-- START OF INPUT RECORDS --

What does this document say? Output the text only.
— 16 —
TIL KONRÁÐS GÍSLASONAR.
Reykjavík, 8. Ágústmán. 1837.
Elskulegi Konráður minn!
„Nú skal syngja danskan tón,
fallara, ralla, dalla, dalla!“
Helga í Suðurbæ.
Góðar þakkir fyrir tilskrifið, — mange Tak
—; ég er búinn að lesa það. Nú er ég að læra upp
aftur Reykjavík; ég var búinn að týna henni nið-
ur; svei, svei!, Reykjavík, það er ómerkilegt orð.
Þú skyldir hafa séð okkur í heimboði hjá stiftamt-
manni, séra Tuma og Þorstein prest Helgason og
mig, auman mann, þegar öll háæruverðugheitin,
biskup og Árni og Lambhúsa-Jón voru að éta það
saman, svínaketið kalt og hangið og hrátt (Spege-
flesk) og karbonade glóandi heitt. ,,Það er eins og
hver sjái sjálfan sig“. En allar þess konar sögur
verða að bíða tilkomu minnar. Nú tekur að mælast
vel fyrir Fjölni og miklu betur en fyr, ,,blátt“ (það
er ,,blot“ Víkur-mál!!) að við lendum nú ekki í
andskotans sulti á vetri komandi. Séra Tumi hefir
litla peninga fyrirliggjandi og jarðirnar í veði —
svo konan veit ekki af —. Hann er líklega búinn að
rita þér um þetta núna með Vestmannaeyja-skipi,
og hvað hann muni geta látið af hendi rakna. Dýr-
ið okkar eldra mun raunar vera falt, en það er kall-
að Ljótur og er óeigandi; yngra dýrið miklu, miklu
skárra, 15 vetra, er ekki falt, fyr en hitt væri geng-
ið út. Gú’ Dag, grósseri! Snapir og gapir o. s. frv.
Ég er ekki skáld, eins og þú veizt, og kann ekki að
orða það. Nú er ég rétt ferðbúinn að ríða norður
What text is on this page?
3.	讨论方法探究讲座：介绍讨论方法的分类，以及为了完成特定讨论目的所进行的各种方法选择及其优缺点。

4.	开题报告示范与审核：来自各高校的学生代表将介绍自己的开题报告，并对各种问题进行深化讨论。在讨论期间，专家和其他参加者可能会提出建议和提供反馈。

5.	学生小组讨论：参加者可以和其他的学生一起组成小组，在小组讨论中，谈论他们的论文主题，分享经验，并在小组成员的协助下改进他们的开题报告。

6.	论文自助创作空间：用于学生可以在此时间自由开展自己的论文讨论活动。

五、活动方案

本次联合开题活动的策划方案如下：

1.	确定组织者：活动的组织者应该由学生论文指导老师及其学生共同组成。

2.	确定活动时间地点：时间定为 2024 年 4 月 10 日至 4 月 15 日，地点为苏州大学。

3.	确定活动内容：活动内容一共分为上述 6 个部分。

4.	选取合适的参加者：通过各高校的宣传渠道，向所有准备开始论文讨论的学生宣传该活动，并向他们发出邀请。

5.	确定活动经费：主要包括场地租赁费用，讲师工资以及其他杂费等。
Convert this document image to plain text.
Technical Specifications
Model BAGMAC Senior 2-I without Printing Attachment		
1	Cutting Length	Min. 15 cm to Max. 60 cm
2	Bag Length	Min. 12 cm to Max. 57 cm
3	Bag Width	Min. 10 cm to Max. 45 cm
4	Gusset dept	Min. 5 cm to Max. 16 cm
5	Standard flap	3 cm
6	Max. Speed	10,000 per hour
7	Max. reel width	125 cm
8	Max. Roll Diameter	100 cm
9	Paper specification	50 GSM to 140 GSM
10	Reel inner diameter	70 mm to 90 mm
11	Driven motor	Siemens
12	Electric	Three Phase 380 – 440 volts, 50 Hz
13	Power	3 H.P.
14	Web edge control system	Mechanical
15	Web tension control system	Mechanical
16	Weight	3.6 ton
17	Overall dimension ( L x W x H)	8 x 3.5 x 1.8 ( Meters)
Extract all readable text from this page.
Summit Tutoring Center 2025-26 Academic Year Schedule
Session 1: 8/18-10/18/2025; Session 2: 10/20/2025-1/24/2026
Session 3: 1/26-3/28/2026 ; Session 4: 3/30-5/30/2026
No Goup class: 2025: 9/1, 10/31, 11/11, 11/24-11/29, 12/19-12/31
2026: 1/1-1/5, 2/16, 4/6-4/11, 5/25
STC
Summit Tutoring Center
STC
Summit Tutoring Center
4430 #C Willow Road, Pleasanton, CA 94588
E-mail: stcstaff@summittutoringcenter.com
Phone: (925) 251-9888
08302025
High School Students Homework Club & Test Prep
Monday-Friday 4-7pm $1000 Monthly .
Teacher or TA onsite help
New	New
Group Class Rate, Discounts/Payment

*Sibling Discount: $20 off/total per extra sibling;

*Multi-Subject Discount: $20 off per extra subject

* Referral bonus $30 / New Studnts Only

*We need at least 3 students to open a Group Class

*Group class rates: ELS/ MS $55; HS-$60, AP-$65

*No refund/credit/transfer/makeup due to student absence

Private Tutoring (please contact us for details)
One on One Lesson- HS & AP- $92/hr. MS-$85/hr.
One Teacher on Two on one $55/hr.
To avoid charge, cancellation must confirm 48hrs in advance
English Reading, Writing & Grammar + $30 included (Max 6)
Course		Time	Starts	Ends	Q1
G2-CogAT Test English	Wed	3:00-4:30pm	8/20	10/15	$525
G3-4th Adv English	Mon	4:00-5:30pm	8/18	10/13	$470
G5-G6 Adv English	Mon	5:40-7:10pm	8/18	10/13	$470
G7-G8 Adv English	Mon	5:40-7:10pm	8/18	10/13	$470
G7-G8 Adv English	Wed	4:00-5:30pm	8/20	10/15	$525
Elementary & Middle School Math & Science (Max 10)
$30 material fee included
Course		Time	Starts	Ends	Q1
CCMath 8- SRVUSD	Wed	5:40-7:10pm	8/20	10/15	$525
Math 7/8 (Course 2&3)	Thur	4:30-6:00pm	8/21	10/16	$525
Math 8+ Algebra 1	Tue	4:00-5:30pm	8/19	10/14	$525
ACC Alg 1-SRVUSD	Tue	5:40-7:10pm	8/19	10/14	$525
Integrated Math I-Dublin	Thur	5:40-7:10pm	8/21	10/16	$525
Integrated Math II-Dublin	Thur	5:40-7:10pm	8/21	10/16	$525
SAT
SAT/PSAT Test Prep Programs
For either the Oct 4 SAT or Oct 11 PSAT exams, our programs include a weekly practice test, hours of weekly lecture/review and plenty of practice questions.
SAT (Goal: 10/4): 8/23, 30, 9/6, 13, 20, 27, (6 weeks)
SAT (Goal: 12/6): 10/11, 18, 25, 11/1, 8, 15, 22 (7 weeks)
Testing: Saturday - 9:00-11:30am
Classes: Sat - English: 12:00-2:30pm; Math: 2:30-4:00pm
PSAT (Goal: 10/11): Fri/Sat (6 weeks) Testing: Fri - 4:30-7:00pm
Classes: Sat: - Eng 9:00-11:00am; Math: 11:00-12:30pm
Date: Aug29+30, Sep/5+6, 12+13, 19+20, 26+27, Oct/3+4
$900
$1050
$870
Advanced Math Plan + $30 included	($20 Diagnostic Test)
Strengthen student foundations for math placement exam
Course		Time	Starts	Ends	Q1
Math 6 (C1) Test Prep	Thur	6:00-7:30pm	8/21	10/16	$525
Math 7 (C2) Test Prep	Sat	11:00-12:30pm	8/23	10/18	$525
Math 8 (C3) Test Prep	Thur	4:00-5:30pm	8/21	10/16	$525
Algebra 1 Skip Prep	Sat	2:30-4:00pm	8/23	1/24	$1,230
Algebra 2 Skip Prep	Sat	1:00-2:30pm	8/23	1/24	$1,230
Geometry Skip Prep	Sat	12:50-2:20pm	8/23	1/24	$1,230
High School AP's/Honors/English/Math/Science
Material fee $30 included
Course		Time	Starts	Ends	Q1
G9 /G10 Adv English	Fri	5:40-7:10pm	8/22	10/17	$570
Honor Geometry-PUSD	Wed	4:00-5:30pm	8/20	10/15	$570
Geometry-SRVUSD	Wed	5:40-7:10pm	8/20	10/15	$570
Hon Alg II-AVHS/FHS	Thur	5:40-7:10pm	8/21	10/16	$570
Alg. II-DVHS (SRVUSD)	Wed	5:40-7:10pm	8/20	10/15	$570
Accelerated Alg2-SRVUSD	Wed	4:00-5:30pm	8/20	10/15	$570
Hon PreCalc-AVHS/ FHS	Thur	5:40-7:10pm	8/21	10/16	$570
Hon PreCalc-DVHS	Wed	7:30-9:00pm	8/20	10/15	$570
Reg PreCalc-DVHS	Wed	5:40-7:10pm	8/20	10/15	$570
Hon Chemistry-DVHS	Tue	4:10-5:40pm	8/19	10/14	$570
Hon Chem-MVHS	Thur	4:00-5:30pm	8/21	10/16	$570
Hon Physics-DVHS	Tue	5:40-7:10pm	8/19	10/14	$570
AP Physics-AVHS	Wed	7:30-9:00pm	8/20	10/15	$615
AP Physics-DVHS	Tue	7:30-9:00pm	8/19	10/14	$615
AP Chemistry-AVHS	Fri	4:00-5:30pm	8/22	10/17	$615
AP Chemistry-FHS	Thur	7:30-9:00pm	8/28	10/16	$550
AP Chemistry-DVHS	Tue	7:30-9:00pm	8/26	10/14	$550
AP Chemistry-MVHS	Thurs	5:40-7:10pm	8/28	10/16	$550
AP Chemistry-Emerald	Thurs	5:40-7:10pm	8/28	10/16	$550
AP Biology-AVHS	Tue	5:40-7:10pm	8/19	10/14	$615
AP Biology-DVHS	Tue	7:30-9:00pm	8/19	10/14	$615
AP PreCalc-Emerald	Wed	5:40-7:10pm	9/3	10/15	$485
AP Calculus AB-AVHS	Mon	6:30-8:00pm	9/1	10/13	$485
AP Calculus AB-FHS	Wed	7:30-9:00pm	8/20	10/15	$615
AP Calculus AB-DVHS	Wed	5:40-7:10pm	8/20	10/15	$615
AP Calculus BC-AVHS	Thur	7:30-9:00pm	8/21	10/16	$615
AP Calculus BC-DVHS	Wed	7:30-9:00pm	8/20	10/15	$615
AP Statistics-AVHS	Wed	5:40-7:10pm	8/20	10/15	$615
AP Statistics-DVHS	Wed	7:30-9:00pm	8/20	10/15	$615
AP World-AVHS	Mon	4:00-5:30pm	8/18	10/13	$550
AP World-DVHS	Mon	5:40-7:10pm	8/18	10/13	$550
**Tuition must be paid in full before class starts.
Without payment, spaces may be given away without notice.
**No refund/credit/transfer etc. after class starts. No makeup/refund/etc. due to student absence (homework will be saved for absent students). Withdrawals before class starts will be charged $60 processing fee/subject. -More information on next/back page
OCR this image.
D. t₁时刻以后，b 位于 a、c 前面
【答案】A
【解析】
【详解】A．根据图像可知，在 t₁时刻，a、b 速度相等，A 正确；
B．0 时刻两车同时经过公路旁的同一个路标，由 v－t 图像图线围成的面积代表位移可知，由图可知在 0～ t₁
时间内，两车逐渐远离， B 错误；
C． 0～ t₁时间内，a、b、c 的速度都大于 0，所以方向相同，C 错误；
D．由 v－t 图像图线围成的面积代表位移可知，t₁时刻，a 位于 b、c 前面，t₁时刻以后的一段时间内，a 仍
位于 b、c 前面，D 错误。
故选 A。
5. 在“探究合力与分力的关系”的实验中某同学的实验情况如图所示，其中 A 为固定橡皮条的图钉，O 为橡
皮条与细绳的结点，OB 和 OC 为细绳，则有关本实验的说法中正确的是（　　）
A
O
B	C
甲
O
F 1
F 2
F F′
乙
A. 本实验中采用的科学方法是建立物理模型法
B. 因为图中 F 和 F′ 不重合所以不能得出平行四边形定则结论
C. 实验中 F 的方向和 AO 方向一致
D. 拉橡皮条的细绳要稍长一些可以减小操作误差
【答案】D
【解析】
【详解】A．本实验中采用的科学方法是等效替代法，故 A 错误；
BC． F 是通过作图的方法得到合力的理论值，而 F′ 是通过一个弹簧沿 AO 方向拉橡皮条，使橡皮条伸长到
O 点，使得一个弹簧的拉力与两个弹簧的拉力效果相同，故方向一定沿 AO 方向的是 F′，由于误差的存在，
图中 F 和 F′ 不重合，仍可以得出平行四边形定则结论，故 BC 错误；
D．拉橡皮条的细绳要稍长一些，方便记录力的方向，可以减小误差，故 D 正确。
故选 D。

-- END OF INPUT RECORDS --

Within the listing above, copy each line that has the string "credit".

> **CORRECT RESPONSE**:
*No refund/credit/transfer/makeup due to student absence
**No refund/credit/transfer etc. after class starts. No makeup/refund/etc. due to student absence (homework will be saved for absent students). Withdrawals before class starts will be charged $60 processing fee/subject. -More information on next/back page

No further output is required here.